Task to complete - Transcribe every line of the records verbatim.

[start of Material for this exercise]

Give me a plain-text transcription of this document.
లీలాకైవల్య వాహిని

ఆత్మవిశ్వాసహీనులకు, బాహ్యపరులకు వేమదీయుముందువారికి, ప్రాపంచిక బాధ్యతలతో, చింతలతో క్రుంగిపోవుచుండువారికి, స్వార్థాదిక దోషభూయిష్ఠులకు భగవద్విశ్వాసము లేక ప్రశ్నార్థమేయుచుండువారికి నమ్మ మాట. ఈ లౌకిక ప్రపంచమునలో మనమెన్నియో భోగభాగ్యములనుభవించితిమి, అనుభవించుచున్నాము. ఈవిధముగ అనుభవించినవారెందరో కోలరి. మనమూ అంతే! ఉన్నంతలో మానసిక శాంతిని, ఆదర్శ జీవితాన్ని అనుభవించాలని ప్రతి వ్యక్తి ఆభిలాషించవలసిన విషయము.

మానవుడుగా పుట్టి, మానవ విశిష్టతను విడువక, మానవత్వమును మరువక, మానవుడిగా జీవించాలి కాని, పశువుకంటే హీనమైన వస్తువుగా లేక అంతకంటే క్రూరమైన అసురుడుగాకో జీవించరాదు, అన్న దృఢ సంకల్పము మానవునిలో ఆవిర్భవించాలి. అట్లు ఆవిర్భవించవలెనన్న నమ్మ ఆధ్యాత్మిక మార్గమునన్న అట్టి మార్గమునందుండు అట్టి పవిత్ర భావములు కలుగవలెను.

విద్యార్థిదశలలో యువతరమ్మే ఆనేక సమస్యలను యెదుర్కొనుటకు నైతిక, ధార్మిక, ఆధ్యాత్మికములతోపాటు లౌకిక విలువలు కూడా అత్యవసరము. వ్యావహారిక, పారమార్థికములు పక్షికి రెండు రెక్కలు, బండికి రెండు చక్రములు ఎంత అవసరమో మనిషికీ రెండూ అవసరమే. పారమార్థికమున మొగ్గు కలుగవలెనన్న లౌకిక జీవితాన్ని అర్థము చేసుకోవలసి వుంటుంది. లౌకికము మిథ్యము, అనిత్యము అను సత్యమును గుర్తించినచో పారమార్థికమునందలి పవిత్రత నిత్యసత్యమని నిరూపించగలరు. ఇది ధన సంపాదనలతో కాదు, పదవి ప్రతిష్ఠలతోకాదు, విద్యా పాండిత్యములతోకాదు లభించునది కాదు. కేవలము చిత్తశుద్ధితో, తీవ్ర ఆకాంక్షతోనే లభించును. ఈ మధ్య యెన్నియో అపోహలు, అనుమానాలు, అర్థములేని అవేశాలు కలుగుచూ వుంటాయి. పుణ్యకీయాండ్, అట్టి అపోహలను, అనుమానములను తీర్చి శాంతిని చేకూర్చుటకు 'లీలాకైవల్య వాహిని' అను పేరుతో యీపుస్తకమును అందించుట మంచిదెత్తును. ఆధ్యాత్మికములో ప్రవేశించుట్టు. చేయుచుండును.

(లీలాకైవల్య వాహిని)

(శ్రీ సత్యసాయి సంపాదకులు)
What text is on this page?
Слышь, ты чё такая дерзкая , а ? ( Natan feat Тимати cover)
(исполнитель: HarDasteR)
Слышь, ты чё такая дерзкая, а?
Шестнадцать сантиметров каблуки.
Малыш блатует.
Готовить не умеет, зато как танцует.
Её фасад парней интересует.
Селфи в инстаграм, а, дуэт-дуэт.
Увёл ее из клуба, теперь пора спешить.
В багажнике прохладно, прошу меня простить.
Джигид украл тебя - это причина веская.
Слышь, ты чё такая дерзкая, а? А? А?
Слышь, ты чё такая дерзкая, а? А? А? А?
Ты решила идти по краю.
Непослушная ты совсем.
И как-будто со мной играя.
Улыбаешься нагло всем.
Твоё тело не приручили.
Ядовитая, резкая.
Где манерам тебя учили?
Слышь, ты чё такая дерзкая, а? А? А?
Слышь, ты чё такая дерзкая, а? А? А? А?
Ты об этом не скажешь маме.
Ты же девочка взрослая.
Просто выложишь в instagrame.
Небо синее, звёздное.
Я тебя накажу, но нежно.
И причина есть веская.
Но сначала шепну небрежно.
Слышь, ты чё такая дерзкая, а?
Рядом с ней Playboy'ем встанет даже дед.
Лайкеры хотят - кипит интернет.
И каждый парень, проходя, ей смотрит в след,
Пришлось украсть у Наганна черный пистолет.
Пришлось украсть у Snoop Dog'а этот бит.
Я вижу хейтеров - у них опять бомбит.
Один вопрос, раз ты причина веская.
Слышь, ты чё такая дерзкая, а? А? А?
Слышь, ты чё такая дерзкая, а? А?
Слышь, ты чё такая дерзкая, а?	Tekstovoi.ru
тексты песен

[end of Material for this exercise]

Full solution -
Give me a plain-text transcription of this document.
లీలాకైవల్య వాహిని

ఆత్మవిశ్వాసహీనులకు, బాహ్యపరులకు వేమదీయుముందువారికి, ప్రాపంచిక బాధ్యతలతో, చింతలతో క్రుంగిపోవుచుండువారికి, స్వార్థాదిక దోషభూయిష్ఠులకు భగవద్విశ్వాసము లేక ప్రశ్నార్థమేయుచుండువారికి నమ్మ మాట. ఈ లౌకిక ప్రపంచమునలో మనమెన్నియో భోగభాగ్యములనుభవించితిమి, అనుభవించుచున్నాము. ఈవిధముగ అనుభవించినవారెందరో కోలరి. మనమూ అంతే! ఉన్నంతలో మానసిక శాంతిని, ఆదర్శ జీవితాన్ని అనుభవించాలని ప్రతి వ్యక్తి ఆభిలాషించవలసిన విషయము.

మానవుడుగా పుట్టి, మానవ విశిష్టతను విడువక, మానవత్వమును మరువక, మానవుడిగా జీవించాలి కాని, పశువుకంటే హీనమైన వస్తువుగా లేక అంతకంటే క్రూరమైన అసురుడుగాకో జీవించరాదు, అన్న దృఢ సంకల్పము మానవునిలో ఆవిర్భవించాలి. అట్లు ఆవిర్భవించవలెనన్న నమ్మ ఆధ్యాత్మిక మార్గమునన్న అట్టి మార్గమునందుండు అట్టి పవిత్ర భావములు కలుగవలెను.

విద్యార్థిదశలలో యువతరమ్మే ఆనేక సమస్యలను యెదుర్కొనుటకు నైతిక, ధార్మిక, ఆధ్యాత్మికములతోపాటు లౌకిక విలువలు కూడా అత్యవసరము. వ్యావహారిక, పారమార్థికములు పక్షికి రెండు రెక్కలు, బండికి రెండు చక్రములు ఎంత అవసరమో మనిషికీ రెండూ అవసరమే. పారమార్థికమున మొగ్గు కలుగవలెనన్న లౌకిక జీవితాన్ని అర్థము చేసుకోవలసి వుంటుంది. లౌకికము మిథ్యము, అనిత్యము అను సత్యమును గుర్తించినచో పారమార్థికమునందలి పవిత్రత నిత్యసత్యమని నిరూపించగలరు. ఇది ధన సంపాదనలతో కాదు, పదవి ప్రతిష్ఠలతోకాదు, విద్యా పాండిత్యములతోకాదు లభించునది కాదు. కేవలము చిత్తశుద్ధితో, తీవ్ర ఆకాంక్షతోనే లభించును. ఈ మధ్య యెన్నియో అపోహలు, అనుమానాలు, అర్థములేని అవేశాలు కలుగుచూ వుంటాయి. పుణ్యకీయాండ్, అట్టి అపోహలను, అనుమానములను తీర్చి శాంతిని చేకూర్చుటకు 'లీలాకైవల్య వాహిని' అను పేరుతో యీపుస్తకమును అందించుట మంచిదెత్తును. ఆధ్యాత్మికములో ప్రవేశించుట్టు. చేయుచుండును.

(లీలాకైవల్య వాహిని)

(శ్రీ సత్యసాయి సంపాదకులు)
What text is on this page?
Слышь, ты чё такая дерзкая , а ? ( Natan feat Тимати cover)
(исполнитель: HarDasteR)
Слышь, ты чё такая дерзкая, а?
Шестнадцать сантиметров каблуки.
Малыш блатует.
Готовить не умеет, зато как танцует.
Её фасад парней интересует.
Селфи в инстаграм, а, дуэт-дуэт.
Увёл ее из клуба, теперь пора спешить.
В багажнике прохладно, прошу меня простить.
Джигид украл тебя - это причина веская.
Слышь, ты чё такая дерзкая, а? А? А?
Слышь, ты чё такая дерзкая, а? А? А? А?
Ты решила идти по краю.
Непослушная ты совсем.
И как-будто со мной играя.
Улыбаешься нагло всем.
Твоё тело не приручили.
Ядовитая, резкая.
Где манерам тебя учили?
Слышь, ты чё такая дерзкая, а? А? А?
Слышь, ты чё такая дерзкая, а? А? А? А?
Ты об этом не скажешь маме.
Ты же девочка взрослая.
Просто выложишь в instagrame.
Небо синее, звёздное.
Я тебя накажу, но нежно.
И причина есть веская.
Но сначала шепну небрежно.
Слышь, ты чё такая дерзкая, а?
Рядом с ней Playboy'ем встанет даже дед.
Лайкеры хотят - кипит интернет.
И каждый парень, проходя, ей смотрит в след,
Пришлось украсть у Наганна черный пистолет.
Пришлось украсть у Snoop Dog'а этот бит.
Я вижу хейтеров - у них опять бомбит.
Один вопрос, раз ты причина веская.
Слышь, ты чё такая дерзкая, а? А? А?
Слышь, ты чё такая дерзкая, а? А?
Слышь, ты чё такая дерзкая, а?	Tekstovoi.ru
тексты песен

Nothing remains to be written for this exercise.